[start of PROVIDED DATA]
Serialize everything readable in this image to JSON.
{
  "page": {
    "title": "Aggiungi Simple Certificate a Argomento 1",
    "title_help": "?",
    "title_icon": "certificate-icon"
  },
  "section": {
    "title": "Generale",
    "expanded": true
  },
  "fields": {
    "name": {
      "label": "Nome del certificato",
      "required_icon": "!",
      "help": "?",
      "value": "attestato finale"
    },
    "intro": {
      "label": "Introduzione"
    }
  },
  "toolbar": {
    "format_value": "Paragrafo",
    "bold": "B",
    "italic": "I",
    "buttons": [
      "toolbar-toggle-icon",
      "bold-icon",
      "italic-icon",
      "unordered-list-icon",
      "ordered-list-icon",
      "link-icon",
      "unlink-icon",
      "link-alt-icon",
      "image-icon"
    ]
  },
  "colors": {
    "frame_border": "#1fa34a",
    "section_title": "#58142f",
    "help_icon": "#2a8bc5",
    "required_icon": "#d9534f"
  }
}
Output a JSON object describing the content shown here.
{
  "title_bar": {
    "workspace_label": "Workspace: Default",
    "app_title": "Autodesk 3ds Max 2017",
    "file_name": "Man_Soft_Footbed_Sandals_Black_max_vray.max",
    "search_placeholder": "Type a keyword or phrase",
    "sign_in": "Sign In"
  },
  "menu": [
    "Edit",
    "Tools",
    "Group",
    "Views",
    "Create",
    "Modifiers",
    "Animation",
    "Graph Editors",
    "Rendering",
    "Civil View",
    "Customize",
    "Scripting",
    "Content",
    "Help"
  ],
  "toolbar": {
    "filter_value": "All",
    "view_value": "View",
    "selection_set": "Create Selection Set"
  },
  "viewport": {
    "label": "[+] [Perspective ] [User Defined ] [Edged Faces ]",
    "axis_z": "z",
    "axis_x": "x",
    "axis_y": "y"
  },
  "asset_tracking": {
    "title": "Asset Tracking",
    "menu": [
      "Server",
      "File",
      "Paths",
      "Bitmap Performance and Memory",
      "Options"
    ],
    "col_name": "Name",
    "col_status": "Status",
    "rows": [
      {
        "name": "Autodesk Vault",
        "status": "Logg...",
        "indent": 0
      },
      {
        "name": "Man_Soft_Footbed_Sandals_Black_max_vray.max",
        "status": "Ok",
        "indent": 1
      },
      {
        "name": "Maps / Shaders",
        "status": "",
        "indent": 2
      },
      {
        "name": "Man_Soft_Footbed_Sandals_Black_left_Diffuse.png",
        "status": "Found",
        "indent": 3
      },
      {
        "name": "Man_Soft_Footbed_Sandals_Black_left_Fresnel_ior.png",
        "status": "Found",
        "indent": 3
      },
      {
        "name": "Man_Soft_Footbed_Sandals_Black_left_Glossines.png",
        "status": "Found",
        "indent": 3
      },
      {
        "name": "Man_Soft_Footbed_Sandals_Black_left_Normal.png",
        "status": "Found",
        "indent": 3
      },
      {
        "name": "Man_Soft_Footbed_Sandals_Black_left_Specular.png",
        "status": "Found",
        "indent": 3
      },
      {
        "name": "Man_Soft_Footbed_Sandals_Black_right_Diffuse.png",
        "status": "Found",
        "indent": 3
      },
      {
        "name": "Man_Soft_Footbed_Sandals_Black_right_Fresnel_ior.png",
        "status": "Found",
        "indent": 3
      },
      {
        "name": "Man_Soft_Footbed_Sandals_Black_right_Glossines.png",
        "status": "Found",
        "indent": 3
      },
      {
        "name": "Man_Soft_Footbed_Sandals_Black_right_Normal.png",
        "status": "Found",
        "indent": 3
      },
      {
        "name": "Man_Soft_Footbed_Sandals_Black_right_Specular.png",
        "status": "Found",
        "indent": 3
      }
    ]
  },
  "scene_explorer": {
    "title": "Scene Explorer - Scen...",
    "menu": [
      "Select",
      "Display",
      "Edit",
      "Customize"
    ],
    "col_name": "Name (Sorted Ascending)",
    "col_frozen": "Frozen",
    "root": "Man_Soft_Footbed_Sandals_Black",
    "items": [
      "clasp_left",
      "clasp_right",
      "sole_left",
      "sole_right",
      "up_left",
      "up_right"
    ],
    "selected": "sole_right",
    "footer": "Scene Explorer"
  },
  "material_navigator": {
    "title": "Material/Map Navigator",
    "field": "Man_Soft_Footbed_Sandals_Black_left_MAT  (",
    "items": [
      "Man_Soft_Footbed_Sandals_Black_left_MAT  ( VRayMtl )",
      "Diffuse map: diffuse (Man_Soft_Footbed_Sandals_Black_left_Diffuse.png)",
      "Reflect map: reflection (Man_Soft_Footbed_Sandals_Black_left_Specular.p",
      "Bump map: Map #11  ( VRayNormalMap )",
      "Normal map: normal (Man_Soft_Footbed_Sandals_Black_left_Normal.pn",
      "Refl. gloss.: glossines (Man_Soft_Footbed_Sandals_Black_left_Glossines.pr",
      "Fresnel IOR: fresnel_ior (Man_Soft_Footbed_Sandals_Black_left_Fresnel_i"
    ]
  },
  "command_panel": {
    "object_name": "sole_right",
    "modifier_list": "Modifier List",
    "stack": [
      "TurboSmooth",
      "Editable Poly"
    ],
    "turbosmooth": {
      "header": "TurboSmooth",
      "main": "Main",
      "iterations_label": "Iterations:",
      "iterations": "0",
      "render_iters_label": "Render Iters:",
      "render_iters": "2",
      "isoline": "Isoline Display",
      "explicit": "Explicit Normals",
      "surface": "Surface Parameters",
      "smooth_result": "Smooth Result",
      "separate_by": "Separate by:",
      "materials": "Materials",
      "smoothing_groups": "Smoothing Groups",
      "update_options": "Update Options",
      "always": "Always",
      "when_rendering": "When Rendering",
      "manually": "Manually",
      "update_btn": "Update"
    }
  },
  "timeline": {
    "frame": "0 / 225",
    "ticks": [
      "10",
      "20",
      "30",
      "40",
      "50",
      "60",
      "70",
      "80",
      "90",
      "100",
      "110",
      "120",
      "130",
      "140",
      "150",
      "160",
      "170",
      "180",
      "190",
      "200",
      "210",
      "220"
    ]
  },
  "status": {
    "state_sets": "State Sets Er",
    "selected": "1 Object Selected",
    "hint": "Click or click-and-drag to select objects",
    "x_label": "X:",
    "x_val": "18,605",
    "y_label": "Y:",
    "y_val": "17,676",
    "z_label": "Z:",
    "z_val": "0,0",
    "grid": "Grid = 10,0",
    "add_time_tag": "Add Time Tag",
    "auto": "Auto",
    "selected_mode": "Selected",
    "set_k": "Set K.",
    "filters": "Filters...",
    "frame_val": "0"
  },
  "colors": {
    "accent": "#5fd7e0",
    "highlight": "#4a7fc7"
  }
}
[end of PROVIDED DATA]
§ **WORK TO BE COMPLETED**: Reproduce each record exactly as it appears.

§ **RESULT OF THIS TASK**:
Serialize everything readable in this image to JSON.
{
  "page": {
    "title": "Aggiungi Simple Certificate a Argomento 1",
    "title_help": "?",
    "title_icon": "certificate-icon"
  },
  "section": {
    "title": "Generale",
    "expanded": true
  },
  "fields": {
    "name": {
      "label": "Nome del certificato",
      "required_icon": "!",
      "help": "?",
      "value": "attestato finale"
    },
    "intro": {
      "label": "Introduzione"
    }
  },
  "toolbar": {
    "format_value": "Paragrafo",
    "bold": "B",
    "italic": "I",
    "buttons": [
      "toolbar-toggle-icon",
      "bold-icon",
      "italic-icon",
      "unordered-list-icon",
      "ordered-list-icon",
      "link-icon",
      "unlink-icon",
      "link-alt-icon",
      "image-icon"
    ]
  },
  "colors": {
    "frame_border": "#1fa34a",
    "section_title": "#58142f",
    "help_icon": "#2a8bc5",
    "required_icon": "#d9534f"
  }
}
Output a JSON object describing the content shown here.
{
  "title_bar": {
    "workspace_label": "Workspace: Default",
    "app_title": "Autodesk 3ds Max 2017",
    "file_name": "Man_Soft_Footbed_Sandals_Black_max_vray.max",
    "search_placeholder": "Type a keyword or phrase",
    "sign_in": "Sign In"
  },
  "menu": [
    "Edit",
    "Tools",
    "Group",
    "Views",
    "Create",
    "Modifiers",
    "Animation",
    "Graph Editors",
    "Rendering",
    "Civil View",
    "Customize",
    "Scripting",
    "Content",
    "Help"
  ],
  "toolbar": {
    "filter_value": "All",
    "view_value": "View",
    "selection_set": "Create Selection Set"
  },
  "viewport": {
    "label": "[+] [Perspective ] [User Defined ] [Edged Faces ]",
    "axis_z": "z",
    "axis_x": "x",
    "axis_y": "y"
  },
  "asset_tracking": {
    "title": "Asset Tracking",
    "menu": [
      "Server",
      "File",
      "Paths",
      "Bitmap Performance and Memory",
      "Options"
    ],
    "col_name": "Name",
    "col_status": "Status",
    "rows": [
      {
        "name": "Autodesk Vault",
        "status": "Logg...",
        "indent": 0
      },
      {
        "name": "Man_Soft_Footbed_Sandals_Black_max_vray.max",
        "status": "Ok",
        "indent": 1
      },
      {
        "name": "Maps / Shaders",
        "status": "",
        "indent": 2
      },
      {
        "name": "Man_Soft_Footbed_Sandals_Black_left_Diffuse.png",
        "status": "Found",
        "indent": 3
      },
      {
        "name": "Man_Soft_Footbed_Sandals_Black_left_Fresnel_ior.png",
        "status": "Found",
        "indent": 3
      },
      {
        "name": "Man_Soft_Footbed_Sandals_Black_left_Glossines.png",
        "status": "Found",
        "indent": 3
      },
      {
        "name": "Man_Soft_Footbed_Sandals_Black_left_Normal.png",
        "status": "Found",
        "indent": 3
      },
      {
        "name": "Man_Soft_Footbed_Sandals_Black_left_Specular.png",
        "status": "Found",
        "indent": 3
      },
      {
        "name": "Man_Soft_Footbed_Sandals_Black_right_Diffuse.png",
        "status": "Found",
        "indent": 3
      },
      {
        "name": "Man_Soft_Footbed_Sandals_Black_right_Fresnel_ior.png",
        "status": "Found",
        "indent": 3
      },
      {
        "name": "Man_Soft_Footbed_Sandals_Black_right_Glossines.png",
        "status": "Found",
        "indent": 3
      },
      {
        "name": "Man_Soft_Footbed_Sandals_Black_right_Normal.png",
        "status": "Found",
        "indent": 3
      },
      {
        "name": "Man_Soft_Footbed_Sandals_Black_right_Specular.png",
        "status": "Found",
        "indent": 3
      }
    ]
  },
  "scene_explorer": {
    "title": "Scene Explorer - Scen...",
    "menu": [
      "Select",
      "Display",
      "Edit",
      "Customize"
    ],
    "col_name": "Name (Sorted Ascending)",
    "col_frozen": "Frozen",
    "root": "Man_Soft_Footbed_Sandals_Black",
    "items": [
      "clasp_left",
      "clasp_right",
      "sole_left",
      "sole_right",
      "up_left",
      "up_right"
    ],
    "selected": "sole_right",
    "footer": "Scene Explorer"
  },
  "material_navigator": {
    "title": "Material/Map Navigator",
    "field": "Man_Soft_Footbed_Sandals_Black_left_MAT  (",
    "items": [
      "Man_Soft_Footbed_Sandals_Black_left_MAT  ( VRayMtl )",
      "Diffuse map: diffuse (Man_Soft_Footbed_Sandals_Black_left_Diffuse.png)",
      "Reflect map: reflection (Man_Soft_Footbed_Sandals_Black_left_Specular.p",
      "Bump map: Map #11  ( VRayNormalMap )",
      "Normal map: normal (Man_Soft_Footbed_Sandals_Black_left_Normal.pn",
      "Refl. gloss.: glossines (Man_Soft_Footbed_Sandals_Black_left_Glossines.pr",
      "Fresnel IOR: fresnel_ior (Man_Soft_Footbed_Sandals_Black_left_Fresnel_i"
    ]
  },
  "command_panel": {
    "object_name": "sole_right",
    "modifier_list": "Modifier List",
    "stack": [
      "TurboSmooth",
      "Editable Poly"
    ],
    "turbosmooth": {
      "header": "TurboSmooth",
      "main": "Main",
      "iterations_label": "Iterations:",
      "iterations": "0",
      "render_iters_label": "Render Iters:",
      "render_iters": "2",
      "isoline": "Isoline Display",
      "explicit": "Explicit Normals",
      "surface": "Surface Parameters",
      "smooth_result": "Smooth Result",
      "separate_by": "Separate by:",
      "materials": "Materials",
      "smoothing_groups": "Smoothing Groups",
      "update_options": "Update Options",
      "always": "Always",
      "when_rendering": "When Rendering",
      "manually": "Manually",
      "update_btn": "Update"
    }
  },
  "timeline": {
    "frame": "0 / 225",
    "ticks": [
      "10",
      "20",
      "30",
      "40",
      "50",
      "60",
      "70",
      "80",
      "90",
      "100",
      "110",
      "120",
      "130",
      "140",
      "150",
      "160",
      "170",
      "180",
      "190",
      "200",
      "210",
      "220"
    ]
  },
  "status": {
    "state_sets": "State Sets Er",
    "selected": "1 Object Selected",
    "hint": "Click or click-and-drag to select objects",
    "x_label": "X:",
    "x_val": "18,605",
    "y_label": "Y:",
    "y_val": "17,676",
    "z_label": "Z:",
    "z_val": "0,0",
    "grid": "Grid = 10,0",
    "add_time_tag": "Add Time Tag",
    "auto": "Auto",
    "selected_mode": "Selected",
    "set_k": "Set K.",
    "filters": "Filters...",
    "frame_val": "0"
  },
  "colors": {
    "accent": "#5fd7e0",
    "highlight": "#4a7fc7"
  }
}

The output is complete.